Consigne de l'exercice » Prolongez le commentaire sur ce chant du Roland furieux en reprenant juste après sa dernière phrase.

La gravure rend immédiatement sensible le mouvement de l’ensemble du chant, qui est récurrent dans l’œuvre : on passe du combat bestial, désordonné, de la transgression de toutes les règles au premier plan, au combat réglé, policé, encadré par les règles en haut de l’image et à la fin du chant. Les territoires intermédiaires sont consacrés à la punition des traîtres (Gabrine et Odoric) et marquent le passage à l’initiative féminine (comparer avec le chant XIX, par exemple) : Isabelle et Doralice s’interposent entre Mandricard et Zerbin ; Doralice s’interpose entre Mandricard et Rodomont, mettant en échec Orgueil et Discorde et rappelant les règles de courtoisie et les priorités politiques. Enfin, le chant est fondé sur un retournement : c’est Amour qui a suscité la folie de Roland, par quoi il s’ouvre ; c’est Amour qui pacifie Rodomont et Mandricard, sur quoi il se ferme.
Dans ce chant se joue toute la problématique du monument impossible, qui caractérise le Roland furieux : Roland a mis en pièces l’inscription qui immortalisait les amours d’Angélique et Médor. Sur ce monument détruit, Isabelle et Zerbin dressent le trophée de Roland, avec les armes légendaires qu’il a abandonnées. Mais Durandal est aussitôt confisquée par Mandricard. Le lieu mythique construit au chant XIX est donc ici détruit deux fois.

Éléments de données »
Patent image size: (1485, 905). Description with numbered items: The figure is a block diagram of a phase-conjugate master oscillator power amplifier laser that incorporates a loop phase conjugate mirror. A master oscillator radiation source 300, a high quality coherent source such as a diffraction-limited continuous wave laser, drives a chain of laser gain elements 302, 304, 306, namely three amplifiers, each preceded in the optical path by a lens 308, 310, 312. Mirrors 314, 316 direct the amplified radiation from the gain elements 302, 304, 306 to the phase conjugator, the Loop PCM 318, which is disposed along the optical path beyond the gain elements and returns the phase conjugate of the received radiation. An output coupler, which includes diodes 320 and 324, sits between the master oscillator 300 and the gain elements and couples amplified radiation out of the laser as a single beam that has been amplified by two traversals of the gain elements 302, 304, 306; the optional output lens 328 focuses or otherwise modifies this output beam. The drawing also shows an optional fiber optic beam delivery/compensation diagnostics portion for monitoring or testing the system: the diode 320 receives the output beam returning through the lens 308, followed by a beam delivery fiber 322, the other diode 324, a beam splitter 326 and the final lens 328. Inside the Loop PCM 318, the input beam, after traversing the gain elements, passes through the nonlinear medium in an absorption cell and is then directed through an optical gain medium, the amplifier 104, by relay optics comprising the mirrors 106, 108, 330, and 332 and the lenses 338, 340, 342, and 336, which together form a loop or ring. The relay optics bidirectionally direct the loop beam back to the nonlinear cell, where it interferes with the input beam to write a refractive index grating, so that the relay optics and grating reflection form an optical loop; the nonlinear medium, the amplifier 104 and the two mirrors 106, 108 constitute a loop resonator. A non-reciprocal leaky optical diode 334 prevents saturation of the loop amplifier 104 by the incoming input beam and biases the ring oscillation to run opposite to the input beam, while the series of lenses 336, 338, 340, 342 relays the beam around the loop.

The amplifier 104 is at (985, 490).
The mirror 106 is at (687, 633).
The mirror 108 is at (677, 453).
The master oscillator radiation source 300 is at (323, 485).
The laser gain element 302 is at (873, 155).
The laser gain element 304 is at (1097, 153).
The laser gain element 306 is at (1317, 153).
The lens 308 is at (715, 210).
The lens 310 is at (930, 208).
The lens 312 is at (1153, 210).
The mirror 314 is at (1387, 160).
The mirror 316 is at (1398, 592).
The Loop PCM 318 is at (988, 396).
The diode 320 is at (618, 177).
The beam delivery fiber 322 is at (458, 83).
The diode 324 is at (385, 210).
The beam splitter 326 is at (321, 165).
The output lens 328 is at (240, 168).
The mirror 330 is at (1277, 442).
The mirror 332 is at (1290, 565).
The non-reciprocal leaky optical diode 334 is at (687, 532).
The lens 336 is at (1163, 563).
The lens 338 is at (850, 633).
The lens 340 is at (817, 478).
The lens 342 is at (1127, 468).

Réponse proposée »
Aux amours vaines et malheureuses de Roland et d’Angélique s’opposent celles exemplaires d’Isabelle et Zerbin, qui vont donner lieu à un monument, le mausolée d’Isabelle, sorte de parodie du tombeau d’Artémise et de Mausole. Parodie, car ce monument est d’abord un monument ambulant : il est ce cercueil absurde, promené par Isabelle et l’ermite, où Zerbin gît sans qu’il ait été nettement dit qu’il était mort. A ce cercueil n’est pas assigné de lieu : son cheminement métaphorise l’impossibilité du monument. C’est finalement Rodomont qui, après avoir acculé Isabelle au suicide, érigera le monument. Mais ce monument est le fruit d’une véritable série noire de suppléments : les amours d’Isabelle et de Zerbin suppléent ceux de Roland et d’Angélique ; le cercueil errant de Zerbin supplée son tombeau ; la mort héroïque d’Isabelle supplée celle honteuse de Zerbin ; le mausolée d’Isabelle répare la faute de Rodomont. Dans ce monument, Rodomont accumule les armes des chevaliers qu’il vainc traîtreusement en les forçant à combattre sur le pont étroit. Il reconstitue ainsi le trophée d’armes détruit par Mandricard, et ce d’autant plus que Rodomont, ayant pris Durandal à Mandricard, l’a déposée dans le mausolée d’Isabelle. Il ne peut y avoir de monument qu’absurde et décalé.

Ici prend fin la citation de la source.